→ **Given records**:
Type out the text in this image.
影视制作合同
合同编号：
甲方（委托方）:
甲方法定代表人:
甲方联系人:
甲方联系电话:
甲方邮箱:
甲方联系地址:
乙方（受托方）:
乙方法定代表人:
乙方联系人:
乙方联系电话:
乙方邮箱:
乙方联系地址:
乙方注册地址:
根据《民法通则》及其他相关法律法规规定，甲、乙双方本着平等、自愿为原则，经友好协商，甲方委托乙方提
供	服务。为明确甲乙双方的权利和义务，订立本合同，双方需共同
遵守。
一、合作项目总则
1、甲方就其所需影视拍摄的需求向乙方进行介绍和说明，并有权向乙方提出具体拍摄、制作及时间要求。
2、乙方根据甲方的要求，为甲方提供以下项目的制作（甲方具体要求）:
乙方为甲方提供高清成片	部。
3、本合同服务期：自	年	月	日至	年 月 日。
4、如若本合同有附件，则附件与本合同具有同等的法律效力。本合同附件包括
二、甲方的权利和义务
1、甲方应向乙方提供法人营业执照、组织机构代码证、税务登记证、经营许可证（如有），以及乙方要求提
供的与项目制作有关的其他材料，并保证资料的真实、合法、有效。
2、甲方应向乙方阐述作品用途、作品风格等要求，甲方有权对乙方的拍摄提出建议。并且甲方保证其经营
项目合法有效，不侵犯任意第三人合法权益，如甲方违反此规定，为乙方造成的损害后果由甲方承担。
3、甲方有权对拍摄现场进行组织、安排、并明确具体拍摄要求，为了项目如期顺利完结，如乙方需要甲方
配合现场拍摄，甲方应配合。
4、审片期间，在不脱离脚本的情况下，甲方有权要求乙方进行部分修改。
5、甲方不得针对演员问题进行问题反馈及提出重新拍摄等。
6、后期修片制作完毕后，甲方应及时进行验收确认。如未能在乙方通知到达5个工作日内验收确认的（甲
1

→ **Goal**: From the records above, extract every entry verbatim.

→ **Response to the exercise**:
Type out the text in this image.
影视制作合同
合同编号：
甲方（委托方）:
甲方法定代表人:
甲方联系人:
甲方联系电话:
甲方邮箱:
甲方联系地址:
乙方（受托方）:
乙方法定代表人:
乙方联系人:
乙方联系电话:
乙方邮箱:
乙方联系地址:
乙方注册地址:
根据《民法通则》及其他相关法律法规规定，甲、乙双方本着平等、自愿为原则，经友好协商，甲方委托乙方提
供	服务。为明确甲乙双方的权利和义务，订立本合同，双方需共同
遵守。
一、合作项目总则
1、甲方就其所需影视拍摄的需求向乙方进行介绍和说明，并有权向乙方提出具体拍摄、制作及时间要求。
2、乙方根据甲方的要求，为甲方提供以下项目的制作（甲方具体要求）:
乙方为甲方提供高清成片	部。
3、本合同服务期：自	年	月	日至	年 月 日。
4、如若本合同有附件，则附件与本合同具有同等的法律效力。本合同附件包括
二、甲方的权利和义务
1、甲方应向乙方提供法人营业执照、组织机构代码证、税务登记证、经营许可证（如有），以及乙方要求提
供的与项目制作有关的其他材料，并保证资料的真实、合法、有效。
2、甲方应向乙方阐述作品用途、作品风格等要求，甲方有权对乙方的拍摄提出建议。并且甲方保证其经营
项目合法有效，不侵犯任意第三人合法权益，如甲方违反此规定，为乙方造成的损害后果由甲方承担。
3、甲方有权对拍摄现场进行组织、安排、并明确具体拍摄要求，为了项目如期顺利完结，如乙方需要甲方
配合现场拍摄，甲方应配合。
4、审片期间，在不脱离脚本的情况下，甲方有权要求乙方进行部分修改。
5、甲方不得针对演员问题进行问题反馈及提出重新拍摄等。
6、后期修片制作完毕后，甲方应及时进行验收确认。如未能在乙方通知到达5个工作日内验收确认的（甲
1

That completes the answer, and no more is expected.